* [SUPPLIED DATA]:
-*-*-

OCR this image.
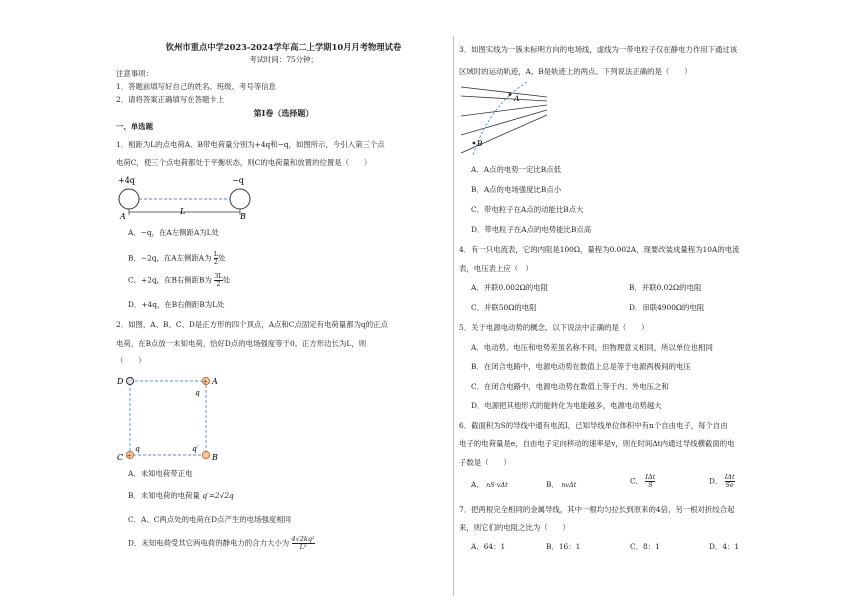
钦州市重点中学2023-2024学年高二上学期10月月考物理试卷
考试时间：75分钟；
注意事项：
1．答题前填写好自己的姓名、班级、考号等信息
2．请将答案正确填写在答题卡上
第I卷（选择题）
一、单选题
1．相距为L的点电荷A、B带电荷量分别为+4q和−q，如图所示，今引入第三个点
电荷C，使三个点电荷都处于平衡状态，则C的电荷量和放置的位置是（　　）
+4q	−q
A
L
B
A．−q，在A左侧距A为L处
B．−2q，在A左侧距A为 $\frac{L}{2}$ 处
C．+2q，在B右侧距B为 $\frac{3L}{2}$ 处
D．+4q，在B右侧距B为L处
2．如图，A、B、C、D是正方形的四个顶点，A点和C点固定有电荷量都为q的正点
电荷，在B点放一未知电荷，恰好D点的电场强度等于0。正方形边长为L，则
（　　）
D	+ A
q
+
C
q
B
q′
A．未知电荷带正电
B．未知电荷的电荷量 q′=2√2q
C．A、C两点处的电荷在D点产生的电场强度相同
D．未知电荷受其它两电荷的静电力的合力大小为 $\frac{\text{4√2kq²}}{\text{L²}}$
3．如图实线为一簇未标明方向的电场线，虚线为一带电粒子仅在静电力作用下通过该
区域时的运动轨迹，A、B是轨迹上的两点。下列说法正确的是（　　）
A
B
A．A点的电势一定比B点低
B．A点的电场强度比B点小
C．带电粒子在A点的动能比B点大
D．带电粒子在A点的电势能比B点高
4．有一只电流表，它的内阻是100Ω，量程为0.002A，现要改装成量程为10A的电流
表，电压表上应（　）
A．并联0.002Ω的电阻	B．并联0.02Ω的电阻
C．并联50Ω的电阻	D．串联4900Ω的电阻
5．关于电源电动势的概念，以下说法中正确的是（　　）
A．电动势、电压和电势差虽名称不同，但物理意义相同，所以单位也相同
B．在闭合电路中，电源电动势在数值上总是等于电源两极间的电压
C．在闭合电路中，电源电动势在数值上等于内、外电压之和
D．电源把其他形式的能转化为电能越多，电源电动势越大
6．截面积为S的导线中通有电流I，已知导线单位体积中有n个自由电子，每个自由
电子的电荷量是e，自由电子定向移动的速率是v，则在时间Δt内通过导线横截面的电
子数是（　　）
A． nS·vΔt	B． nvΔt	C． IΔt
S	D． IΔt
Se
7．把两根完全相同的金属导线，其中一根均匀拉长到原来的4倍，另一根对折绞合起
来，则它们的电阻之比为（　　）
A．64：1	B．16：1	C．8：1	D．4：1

-*-*-

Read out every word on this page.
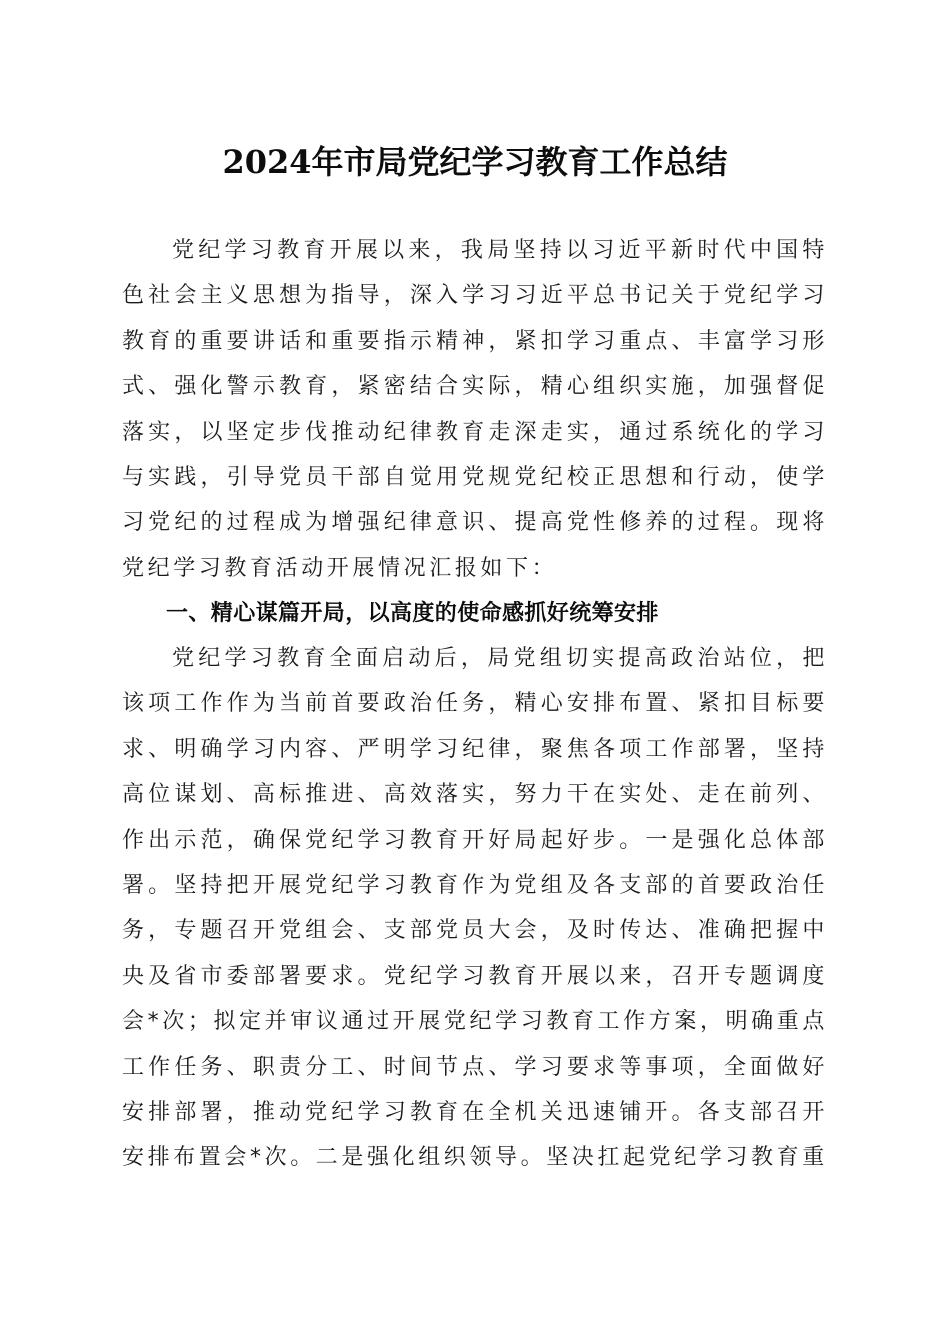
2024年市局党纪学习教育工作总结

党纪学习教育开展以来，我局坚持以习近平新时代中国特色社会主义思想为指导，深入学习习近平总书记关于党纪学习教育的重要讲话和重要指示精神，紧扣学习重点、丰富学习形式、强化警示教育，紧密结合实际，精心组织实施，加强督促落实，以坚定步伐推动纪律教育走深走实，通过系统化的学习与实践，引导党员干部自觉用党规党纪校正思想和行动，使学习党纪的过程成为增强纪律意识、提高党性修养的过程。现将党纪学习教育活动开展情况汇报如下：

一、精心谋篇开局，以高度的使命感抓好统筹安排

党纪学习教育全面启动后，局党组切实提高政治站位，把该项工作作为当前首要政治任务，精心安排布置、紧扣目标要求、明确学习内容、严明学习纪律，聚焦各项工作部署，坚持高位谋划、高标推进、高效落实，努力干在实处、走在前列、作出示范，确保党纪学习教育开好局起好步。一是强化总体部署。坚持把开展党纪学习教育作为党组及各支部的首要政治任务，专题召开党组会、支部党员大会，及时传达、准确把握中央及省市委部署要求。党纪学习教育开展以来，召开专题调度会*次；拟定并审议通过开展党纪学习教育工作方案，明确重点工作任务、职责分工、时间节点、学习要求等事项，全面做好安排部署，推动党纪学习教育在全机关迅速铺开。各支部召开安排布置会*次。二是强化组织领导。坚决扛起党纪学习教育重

-*-*-

* [PROBLEM TO SOLVE]: Find each line holding the word "frac" and copy it.

* [RESULT]:
B．−2q，在A左侧距A为 $\frac{L}{2}$ 处
C．+2q，在B右侧距B为 $\frac{3L}{2}$ 处
D．未知电荷受其它两电荷的静电力的合力大小为 $\frac{\text{4√2kq²}}{\text{L²}}$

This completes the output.